Exercise description = Render every entry exactly as it appears.

Data records =
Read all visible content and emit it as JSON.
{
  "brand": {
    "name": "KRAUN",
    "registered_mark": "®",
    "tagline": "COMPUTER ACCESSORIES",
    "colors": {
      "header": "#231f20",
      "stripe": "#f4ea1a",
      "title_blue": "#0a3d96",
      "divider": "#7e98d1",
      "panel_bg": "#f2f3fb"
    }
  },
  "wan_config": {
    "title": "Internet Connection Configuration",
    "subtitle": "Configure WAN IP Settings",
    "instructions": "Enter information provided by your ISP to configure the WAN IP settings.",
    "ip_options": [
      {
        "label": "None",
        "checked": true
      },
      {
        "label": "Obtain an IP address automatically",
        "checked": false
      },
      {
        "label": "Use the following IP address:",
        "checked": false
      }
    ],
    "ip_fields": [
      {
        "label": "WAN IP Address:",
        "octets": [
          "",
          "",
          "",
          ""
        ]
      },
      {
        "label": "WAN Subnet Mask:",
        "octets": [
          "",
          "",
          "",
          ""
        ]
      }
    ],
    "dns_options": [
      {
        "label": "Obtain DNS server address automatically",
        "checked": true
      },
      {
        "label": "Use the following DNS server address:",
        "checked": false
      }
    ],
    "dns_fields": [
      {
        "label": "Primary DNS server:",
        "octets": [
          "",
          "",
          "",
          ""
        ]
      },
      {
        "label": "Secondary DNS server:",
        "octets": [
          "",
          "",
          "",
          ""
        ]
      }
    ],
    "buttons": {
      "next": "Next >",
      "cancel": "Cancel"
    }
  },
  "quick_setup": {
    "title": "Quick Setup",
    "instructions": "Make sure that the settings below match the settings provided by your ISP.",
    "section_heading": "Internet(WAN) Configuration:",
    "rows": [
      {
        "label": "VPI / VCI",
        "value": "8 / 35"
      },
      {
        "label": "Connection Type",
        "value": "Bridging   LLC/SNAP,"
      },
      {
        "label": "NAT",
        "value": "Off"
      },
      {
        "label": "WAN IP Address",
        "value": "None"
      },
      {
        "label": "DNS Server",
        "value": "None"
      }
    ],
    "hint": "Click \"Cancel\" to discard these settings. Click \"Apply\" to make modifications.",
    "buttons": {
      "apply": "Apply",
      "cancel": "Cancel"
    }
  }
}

Result =
Read all visible content and emit it as JSON.
{
  "brand": {
    "name": "KRAUN",
    "registered_mark": "®",
    "tagline": "COMPUTER ACCESSORIES",
    "colors": {
      "header": "#231f20",
      "stripe": "#f4ea1a",
      "title_blue": "#0a3d96",
      "divider": "#7e98d1",
      "panel_bg": "#f2f3fb"
    }
  },
  "wan_config": {
    "title": "Internet Connection Configuration",
    "subtitle": "Configure WAN IP Settings",
    "instructions": "Enter information provided by your ISP to configure the WAN IP settings.",
    "ip_options": [
      {
        "label": "None",
        "checked": true
      },
      {
        "label": "Obtain an IP address automatically",
        "checked": false
      },
      {
        "label": "Use the following IP address:",
        "checked": false
      }
    ],
    "ip_fields": [
      {
        "label": "WAN IP Address:",
        "octets": [
          "",
          "",
          "",
          ""
        ]
      },
      {
        "label": "WAN Subnet Mask:",
        "octets": [
          "",
          "",
          "",
          ""
        ]
      }
    ],
    "dns_options": [
      {
        "label": "Obtain DNS server address automatically",
        "checked": true
      },
      {
        "label": "Use the following DNS server address:",
        "checked": false
      }
    ],
    "dns_fields": [
      {
        "label": "Primary DNS server:",
        "octets": [
          "",
          "",
          "",
          ""
        ]
      },
      {
        "label": "Secondary DNS server:",
        "octets": [
          "",
          "",
          "",
          ""
        ]
      }
    ],
    "buttons": {
      "next": "Next >",
      "cancel": "Cancel"
    }
  },
  "quick_setup": {
    "title": "Quick Setup",
    "instructions": "Make sure that the settings below match the settings provided by your ISP.",
    "section_heading": "Internet(WAN) Configuration:",
    "rows": [
      {
        "label": "VPI / VCI",
        "value": "8 / 35"
      },
      {
        "label": "Connection Type",
        "value": "Bridging   LLC/SNAP,"
      },
      {
        "label": "NAT",
        "value": "Off"
      },
      {
        "label": "WAN IP Address",
        "value": "None"
      },
      {
        "label": "DNS Server",
        "value": "None"
      }
    ],
    "hint": "Click \"Cancel\" to discard these settings. Click \"Apply\" to make modifications.",
    "buttons": {
      "apply": "Apply",
      "cancel": "Cancel"
    }
  }
}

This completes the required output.